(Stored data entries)
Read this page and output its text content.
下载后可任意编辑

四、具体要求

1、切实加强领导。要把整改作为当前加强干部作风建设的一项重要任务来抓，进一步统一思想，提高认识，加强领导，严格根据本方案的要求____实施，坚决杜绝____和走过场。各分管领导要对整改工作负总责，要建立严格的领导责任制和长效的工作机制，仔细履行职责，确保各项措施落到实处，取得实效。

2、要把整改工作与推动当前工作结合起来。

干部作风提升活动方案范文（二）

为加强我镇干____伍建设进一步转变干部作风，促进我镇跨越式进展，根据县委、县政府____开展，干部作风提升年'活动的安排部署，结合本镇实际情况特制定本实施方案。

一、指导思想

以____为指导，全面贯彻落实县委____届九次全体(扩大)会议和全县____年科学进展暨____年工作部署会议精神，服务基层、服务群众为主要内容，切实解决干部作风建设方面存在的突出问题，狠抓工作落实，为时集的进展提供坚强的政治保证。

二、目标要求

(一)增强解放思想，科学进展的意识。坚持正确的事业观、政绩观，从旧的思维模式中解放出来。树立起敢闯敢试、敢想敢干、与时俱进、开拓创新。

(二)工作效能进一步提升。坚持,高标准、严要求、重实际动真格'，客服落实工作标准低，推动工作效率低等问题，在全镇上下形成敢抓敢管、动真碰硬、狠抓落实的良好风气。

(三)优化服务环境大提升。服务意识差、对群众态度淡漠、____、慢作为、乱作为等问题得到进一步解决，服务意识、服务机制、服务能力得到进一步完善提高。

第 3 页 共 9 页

▶ **Requirement**
Hand back the material above in full, exactly as written.

▶ **Task solution**
Read this page and output its text content.
下载后可任意编辑

四、具体要求

1、切实加强领导。要把整改作为当前加强干部作风建设的一项重要任务来抓，进一步统一思想，提高认识，加强领导，严格根据本方案的要求____实施，坚决杜绝____和走过场。各分管领导要对整改工作负总责，要建立严格的领导责任制和长效的工作机制，仔细履行职责，确保各项措施落到实处，取得实效。

2、要把整改工作与推动当前工作结合起来。

干部作风提升活动方案范文（二）

为加强我镇干____伍建设进一步转变干部作风，促进我镇跨越式进展，根据县委、县政府____开展，干部作风提升年'活动的安排部署，结合本镇实际情况特制定本实施方案。

一、指导思想

以____为指导，全面贯彻落实县委____届九次全体(扩大)会议和全县____年科学进展暨____年工作部署会议精神，服务基层、服务群众为主要内容，切实解决干部作风建设方面存在的突出问题，狠抓工作落实，为时集的进展提供坚强的政治保证。

二、目标要求

(一)增强解放思想，科学进展的意识。坚持正确的事业观、政绩观，从旧的思维模式中解放出来。树立起敢闯敢试、敢想敢干、与时俱进、开拓创新。

(二)工作效能进一步提升。坚持,高标准、严要求、重实际动真格'，客服落实工作标准低，推动工作效率低等问题，在全镇上下形成敢抓敢管、动真碰硬、狠抓落实的良好风气。

(三)优化服务环境大提升。服务意识差、对群众态度淡漠、____、慢作为、乱作为等问题得到进一步解决，服务意识、服务机制、服务能力得到进一步完善提高。

第 3 页 共 9 页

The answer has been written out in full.